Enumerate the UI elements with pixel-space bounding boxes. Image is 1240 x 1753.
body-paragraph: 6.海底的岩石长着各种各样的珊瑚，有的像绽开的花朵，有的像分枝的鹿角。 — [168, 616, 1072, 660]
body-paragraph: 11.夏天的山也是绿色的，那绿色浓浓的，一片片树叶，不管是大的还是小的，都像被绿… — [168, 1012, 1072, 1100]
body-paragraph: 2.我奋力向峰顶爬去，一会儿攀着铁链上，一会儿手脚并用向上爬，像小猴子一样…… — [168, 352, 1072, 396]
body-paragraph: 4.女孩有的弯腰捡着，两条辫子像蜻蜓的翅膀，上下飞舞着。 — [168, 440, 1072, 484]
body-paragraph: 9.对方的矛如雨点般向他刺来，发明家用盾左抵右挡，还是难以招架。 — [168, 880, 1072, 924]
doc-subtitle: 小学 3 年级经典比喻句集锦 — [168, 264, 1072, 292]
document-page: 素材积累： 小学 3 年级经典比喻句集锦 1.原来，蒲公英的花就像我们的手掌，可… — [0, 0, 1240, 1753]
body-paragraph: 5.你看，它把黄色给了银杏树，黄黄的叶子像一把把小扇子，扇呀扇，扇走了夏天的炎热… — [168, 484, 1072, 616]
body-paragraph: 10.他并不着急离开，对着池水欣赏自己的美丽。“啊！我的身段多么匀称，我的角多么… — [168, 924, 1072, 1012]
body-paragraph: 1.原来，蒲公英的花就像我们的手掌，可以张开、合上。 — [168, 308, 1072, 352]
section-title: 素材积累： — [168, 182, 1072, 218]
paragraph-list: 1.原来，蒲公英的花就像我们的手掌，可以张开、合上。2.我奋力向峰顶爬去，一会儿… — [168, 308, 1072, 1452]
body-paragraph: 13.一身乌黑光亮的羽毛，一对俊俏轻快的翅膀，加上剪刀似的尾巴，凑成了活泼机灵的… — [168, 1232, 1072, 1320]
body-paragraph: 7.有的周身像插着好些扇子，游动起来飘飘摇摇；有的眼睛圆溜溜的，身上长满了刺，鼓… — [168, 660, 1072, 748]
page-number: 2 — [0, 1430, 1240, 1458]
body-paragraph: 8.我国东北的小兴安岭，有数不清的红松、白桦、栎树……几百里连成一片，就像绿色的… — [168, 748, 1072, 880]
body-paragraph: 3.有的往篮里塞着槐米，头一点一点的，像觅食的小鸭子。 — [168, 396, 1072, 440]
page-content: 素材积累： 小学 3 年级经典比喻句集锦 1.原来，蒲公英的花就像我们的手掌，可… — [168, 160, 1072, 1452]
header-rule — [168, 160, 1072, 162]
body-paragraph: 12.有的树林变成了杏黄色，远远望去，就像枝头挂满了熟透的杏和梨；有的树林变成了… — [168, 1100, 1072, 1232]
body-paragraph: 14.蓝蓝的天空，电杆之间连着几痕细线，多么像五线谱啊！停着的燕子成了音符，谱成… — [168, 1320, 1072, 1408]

****************

Task prompt
Reproduce the listing above in full, changing every occurrence of "body-paragraph" to "text-paragraph" and leaving everything else unchanged.

Result for this exercise
Enumerate the UI elements with pixel-space bounding boxes. Image is 1240 x 1753.
text-paragraph: 6.海底的岩石长着各种各样的珊瑚，有的像绽开的花朵，有的像分枝的鹿角。 — [168, 616, 1072, 660]
text-paragraph: 11.夏天的山也是绿色的，那绿色浓浓的，一片片树叶，不管是大的还是小的，都像被绿… — [168, 1012, 1072, 1100]
text-paragraph: 2.我奋力向峰顶爬去，一会儿攀着铁链上，一会儿手脚并用向上爬，像小猴子一样…… — [168, 352, 1072, 396]
text-paragraph: 4.女孩有的弯腰捡着，两条辫子像蜻蜓的翅膀，上下飞舞着。 — [168, 440, 1072, 484]
text-paragraph: 9.对方的矛如雨点般向他刺来，发明家用盾左抵右挡，还是难以招架。 — [168, 880, 1072, 924]
doc-subtitle: 小学 3 年级经典比喻句集锦 — [168, 264, 1072, 292]
document-page: 素材积累： 小学 3 年级经典比喻句集锦 1.原来，蒲公英的花就像我们的手掌，可… — [0, 0, 1240, 1753]
text-paragraph: 5.你看，它把黄色给了银杏树，黄黄的叶子像一把把小扇子，扇呀扇，扇走了夏天的炎热… — [168, 484, 1072, 616]
text-paragraph: 10.他并不着急离开，对着池水欣赏自己的美丽。“啊！我的身段多么匀称，我的角多么… — [168, 924, 1072, 1012]
text-paragraph: 1.原来，蒲公英的花就像我们的手掌，可以张开、合上。 — [168, 308, 1072, 352]
section-title: 素材积累： — [168, 182, 1072, 218]
paragraph-list: 1.原来，蒲公英的花就像我们的手掌，可以张开、合上。2.我奋力向峰顶爬去，一会儿… — [168, 308, 1072, 1452]
text-paragraph: 13.一身乌黑光亮的羽毛，一对俊俏轻快的翅膀，加上剪刀似的尾巴，凑成了活泼机灵的… — [168, 1232, 1072, 1320]
text-paragraph: 7.有的周身像插着好些扇子，游动起来飘飘摇摇；有的眼睛圆溜溜的，身上长满了刺，鼓… — [168, 660, 1072, 748]
page-number: 2 — [0, 1430, 1240, 1458]
text-paragraph: 8.我国东北的小兴安岭，有数不清的红松、白桦、栎树……几百里连成一片，就像绿色的… — [168, 748, 1072, 880]
text-paragraph: 3.有的往篮里塞着槐米，头一点一点的，像觅食的小鸭子。 — [168, 396, 1072, 440]
page-content: 素材积累： 小学 3 年级经典比喻句集锦 1.原来，蒲公英的花就像我们的手掌，可… — [168, 160, 1072, 1452]
header-rule — [168, 160, 1072, 162]
text-paragraph: 12.有的树林变成了杏黄色，远远望去，就像枝头挂满了熟透的杏和梨；有的树林变成了… — [168, 1100, 1072, 1232]
text-paragraph: 14.蓝蓝的天空，电杆之间连着几痕细线，多么像五线谱啊！停着的燕子成了音符，谱成… — [168, 1320, 1072, 1408]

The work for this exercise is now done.